> WHAT YOU SHOULD DO: Restate the data exactly as given and keep the pictures out.

> EXERCISE DATA:

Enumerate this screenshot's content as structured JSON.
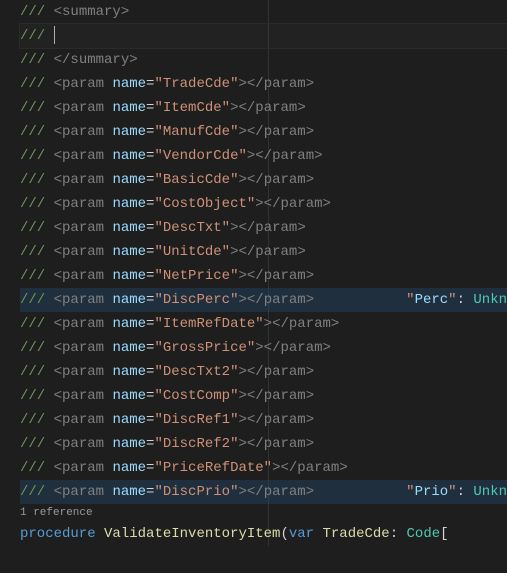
{
  "doc": {
    "summary_open": "summary",
    "summary_close": "/summary",
    "params": [
      {
        "name": "TradeCde",
        "highlight": false,
        "hint": null
      },
      {
        "name": "ItemCde",
        "highlight": false,
        "hint": null
      },
      {
        "name": "ManufCde",
        "highlight": false,
        "hint": null
      },
      {
        "name": "VendorCde",
        "highlight": false,
        "hint": null
      },
      {
        "name": "BasicCde",
        "highlight": false,
        "hint": null
      },
      {
        "name": "CostObject",
        "highlight": false,
        "hint": null
      },
      {
        "name": "DescTxt",
        "highlight": false,
        "hint": null
      },
      {
        "name": "UnitCde",
        "highlight": false,
        "hint": null
      },
      {
        "name": "NetPrice",
        "highlight": false,
        "hint": null
      },
      {
        "name": "DiscPerc",
        "highlight": true,
        "hint": {
          "key": "Perc",
          "val": "Unkn"
        }
      },
      {
        "name": "ItemRefDate",
        "highlight": false,
        "hint": null
      },
      {
        "name": "GrossPrice",
        "highlight": false,
        "hint": null
      },
      {
        "name": "DescTxt2",
        "highlight": false,
        "hint": null
      },
      {
        "name": "CostComp",
        "highlight": false,
        "hint": null
      },
      {
        "name": "DiscRef1",
        "highlight": false,
        "hint": null
      },
      {
        "name": "DiscRef2",
        "highlight": false,
        "hint": null
      },
      {
        "name": "PriceRefDate",
        "highlight": false,
        "hint": null
      },
      {
        "name": "DiscPrio",
        "highlight": true,
        "hint": {
          "key": "Prio",
          "val": "Unkn"
        }
      }
    ]
  },
  "codelens": "1 reference",
  "proc": {
    "kw_procedure": "procedure",
    "name": "ValidateInventoryItem",
    "kw_var": "var",
    "param1": "TradeCde",
    "type": "Code"
  },
  "tag_param": "param",
  "attr_name": "name"
}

> SOLUTION TO THE PROBLEM:
Enumerate this screenshot's content as structured JSON.
{
  "doc": {
    "summary_open": "summary",
    "summary_close": "/summary",
    "params": [
      {
        "name": "TradeCde",
        "highlight": false,
        "hint": null
      },
      {
        "name": "ItemCde",
        "highlight": false,
        "hint": null
      },
      {
        "name": "ManufCde",
        "highlight": false,
        "hint": null
      },
      {
        "name": "VendorCde",
        "highlight": false,
        "hint": null
      },
      {
        "name": "BasicCde",
        "highlight": false,
        "hint": null
      },
      {
        "name": "CostObject",
        "highlight": false,
        "hint": null
      },
      {
        "name": "DescTxt",
        "highlight": false,
        "hint": null
      },
      {
        "name": "UnitCde",
        "highlight": false,
        "hint": null
      },
      {
        "name": "NetPrice",
        "highlight": false,
        "hint": null
      },
      {
        "name": "DiscPerc",
        "highlight": true,
        "hint": {
          "key": "Perc",
          "val": "Unkn"
        }
      },
      {
        "name": "ItemRefDate",
        "highlight": false,
        "hint": null
      },
      {
        "name": "GrossPrice",
        "highlight": false,
        "hint": null
      },
      {
        "name": "DescTxt2",
        "highlight": false,
        "hint": null
      },
      {
        "name": "CostComp",
        "highlight": false,
        "hint": null
      },
      {
        "name": "DiscRef1",
        "highlight": false,
        "hint": null
      },
      {
        "name": "DiscRef2",
        "highlight": false,
        "hint": null
      },
      {
        "name": "PriceRefDate",
        "highlight": false,
        "hint": null
      },
      {
        "name": "DiscPrio",
        "highlight": true,
        "hint": {
          "key": "Prio",
          "val": "Unkn"
        }
      }
    ]
  },
  "codelens": "1 reference",
  "proc": {
    "kw_procedure": "procedure",
    "name": "ValidateInventoryItem",
    "kw_var": "var",
    "param1": "TradeCde",
    "type": "Code"
  },
  "tag_param": "param",
  "attr_name": "name"
}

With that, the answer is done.